Saved entries:
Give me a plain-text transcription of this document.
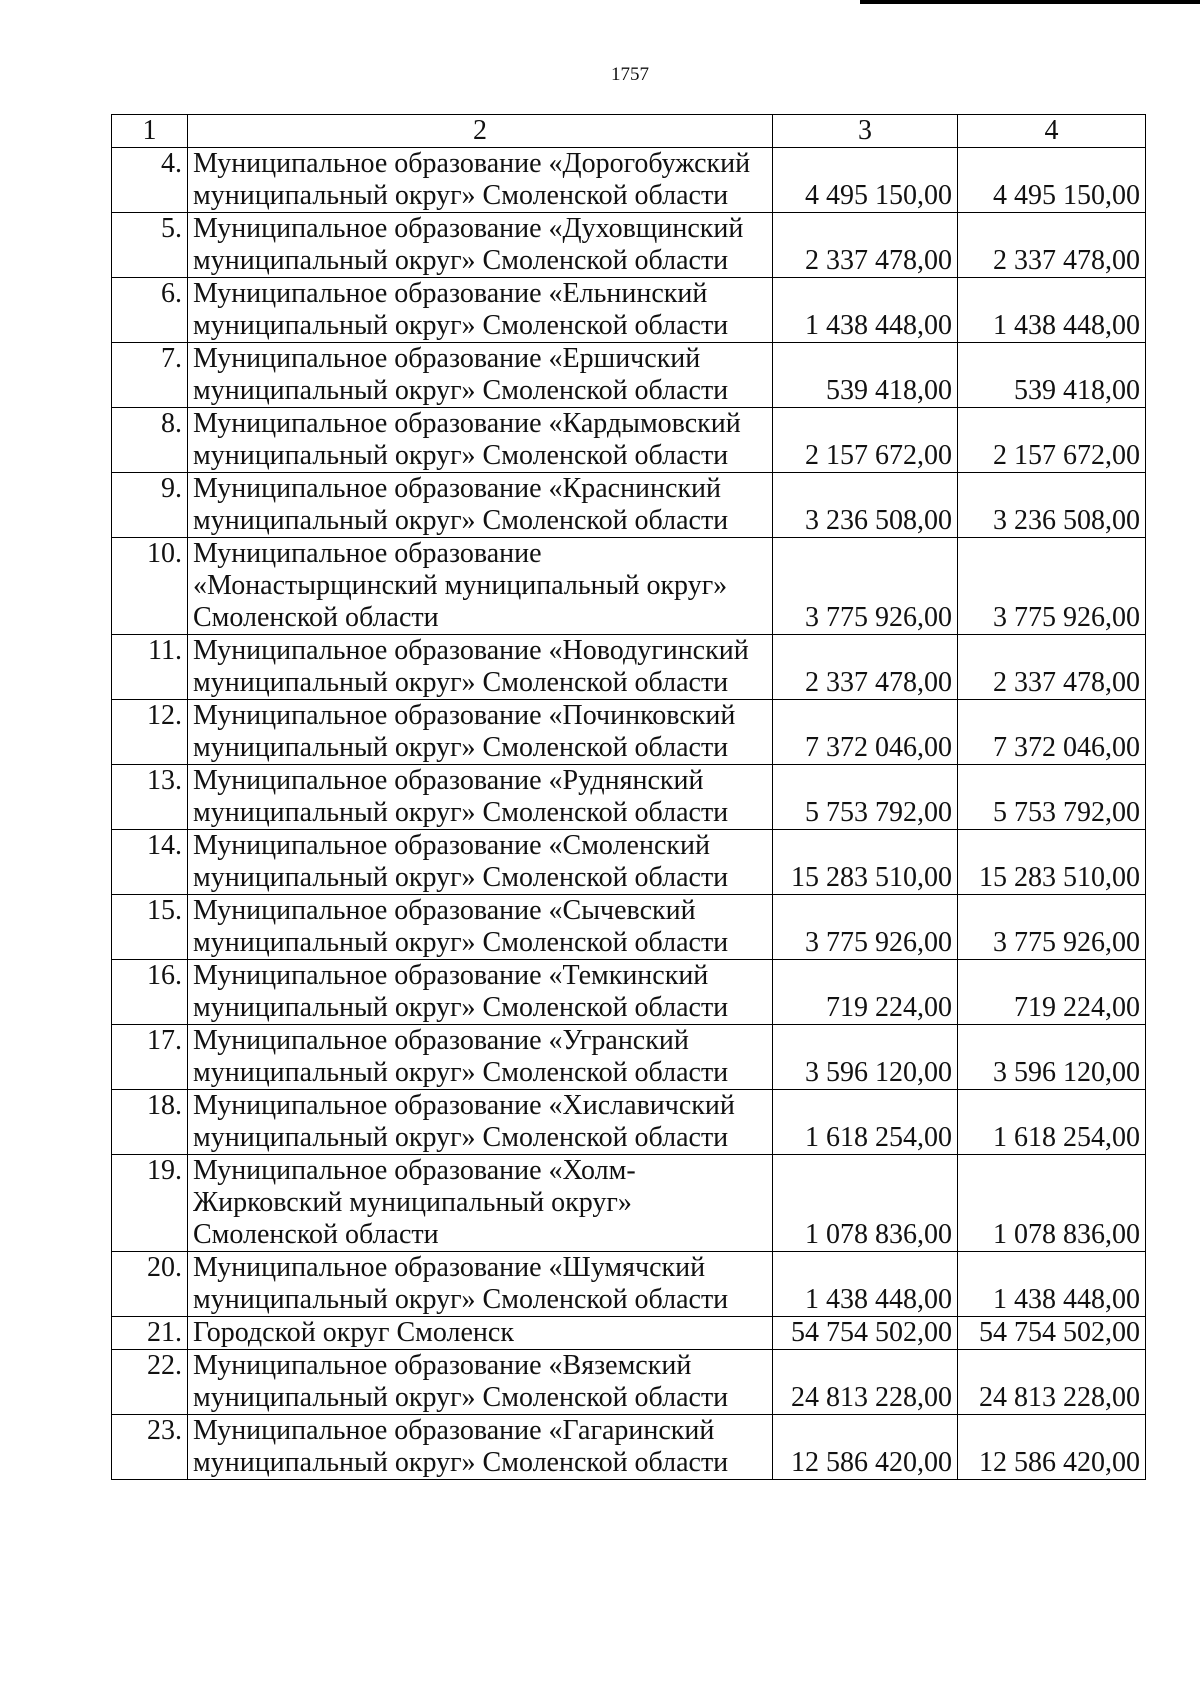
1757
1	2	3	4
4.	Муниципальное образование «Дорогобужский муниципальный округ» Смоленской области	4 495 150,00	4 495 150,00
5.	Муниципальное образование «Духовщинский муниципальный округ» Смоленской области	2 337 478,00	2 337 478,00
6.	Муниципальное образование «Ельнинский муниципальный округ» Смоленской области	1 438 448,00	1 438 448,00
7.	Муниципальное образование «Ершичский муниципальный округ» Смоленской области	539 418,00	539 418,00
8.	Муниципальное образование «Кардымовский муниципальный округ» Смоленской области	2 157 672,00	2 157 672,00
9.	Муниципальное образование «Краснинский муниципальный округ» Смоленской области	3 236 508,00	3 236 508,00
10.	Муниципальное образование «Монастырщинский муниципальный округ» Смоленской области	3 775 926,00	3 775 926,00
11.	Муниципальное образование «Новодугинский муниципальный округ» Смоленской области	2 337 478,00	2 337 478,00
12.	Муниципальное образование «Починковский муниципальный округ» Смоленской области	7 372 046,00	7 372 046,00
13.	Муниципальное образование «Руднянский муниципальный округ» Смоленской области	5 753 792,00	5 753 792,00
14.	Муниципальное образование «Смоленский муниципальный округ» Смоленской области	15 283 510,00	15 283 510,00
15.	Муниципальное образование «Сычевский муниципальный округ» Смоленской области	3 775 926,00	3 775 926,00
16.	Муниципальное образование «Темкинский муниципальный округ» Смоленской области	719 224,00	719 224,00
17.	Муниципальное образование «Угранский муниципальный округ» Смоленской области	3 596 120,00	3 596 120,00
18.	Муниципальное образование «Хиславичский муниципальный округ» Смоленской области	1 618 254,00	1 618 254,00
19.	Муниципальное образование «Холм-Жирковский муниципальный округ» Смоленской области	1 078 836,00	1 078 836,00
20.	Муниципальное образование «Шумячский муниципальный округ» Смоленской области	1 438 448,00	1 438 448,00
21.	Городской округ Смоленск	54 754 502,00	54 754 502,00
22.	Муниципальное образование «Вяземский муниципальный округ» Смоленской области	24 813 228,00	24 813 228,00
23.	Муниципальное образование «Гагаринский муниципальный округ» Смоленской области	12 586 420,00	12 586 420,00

==

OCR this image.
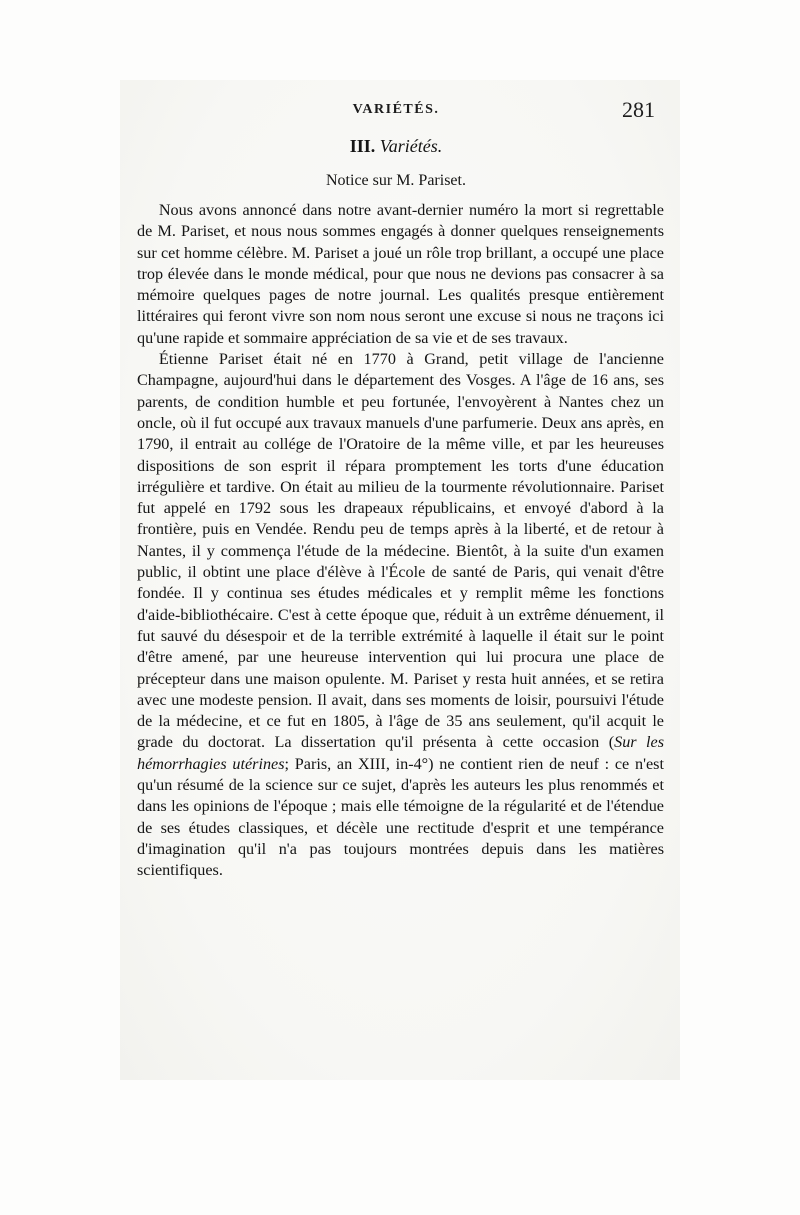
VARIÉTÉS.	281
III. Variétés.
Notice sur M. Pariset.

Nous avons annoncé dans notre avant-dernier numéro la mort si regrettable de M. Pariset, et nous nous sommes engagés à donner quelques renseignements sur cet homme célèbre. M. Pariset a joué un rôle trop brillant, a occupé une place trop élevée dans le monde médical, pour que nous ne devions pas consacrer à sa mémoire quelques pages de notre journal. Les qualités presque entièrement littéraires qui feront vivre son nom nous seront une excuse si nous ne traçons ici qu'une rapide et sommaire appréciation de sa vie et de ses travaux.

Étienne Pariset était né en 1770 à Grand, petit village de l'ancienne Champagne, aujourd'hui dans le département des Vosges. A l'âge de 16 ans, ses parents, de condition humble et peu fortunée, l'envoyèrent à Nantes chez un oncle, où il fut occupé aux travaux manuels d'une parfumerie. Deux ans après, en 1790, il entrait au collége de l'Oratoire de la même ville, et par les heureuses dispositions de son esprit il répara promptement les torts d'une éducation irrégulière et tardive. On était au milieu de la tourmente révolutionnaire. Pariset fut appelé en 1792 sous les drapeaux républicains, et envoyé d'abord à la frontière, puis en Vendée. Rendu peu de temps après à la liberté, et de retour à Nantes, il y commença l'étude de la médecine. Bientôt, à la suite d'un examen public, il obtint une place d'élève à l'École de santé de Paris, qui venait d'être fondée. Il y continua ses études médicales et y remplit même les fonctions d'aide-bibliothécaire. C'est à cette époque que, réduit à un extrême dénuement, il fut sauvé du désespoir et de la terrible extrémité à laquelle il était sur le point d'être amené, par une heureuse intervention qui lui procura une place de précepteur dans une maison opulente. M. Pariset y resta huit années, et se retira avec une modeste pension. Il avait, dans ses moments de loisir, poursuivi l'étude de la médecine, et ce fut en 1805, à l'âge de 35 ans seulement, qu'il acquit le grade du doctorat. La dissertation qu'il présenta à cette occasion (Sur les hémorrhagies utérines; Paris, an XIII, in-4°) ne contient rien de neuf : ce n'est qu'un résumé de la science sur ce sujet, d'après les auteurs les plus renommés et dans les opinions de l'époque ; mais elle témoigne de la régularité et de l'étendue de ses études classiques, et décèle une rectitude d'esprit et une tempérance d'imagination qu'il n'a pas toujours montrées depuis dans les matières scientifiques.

● WHAT YOU HAVE TO DO: In the records above, find each line holding "this" and copy it.

● EXPECTED ANSWER:
Give me a plain-text transcription of this document.
OCR this image.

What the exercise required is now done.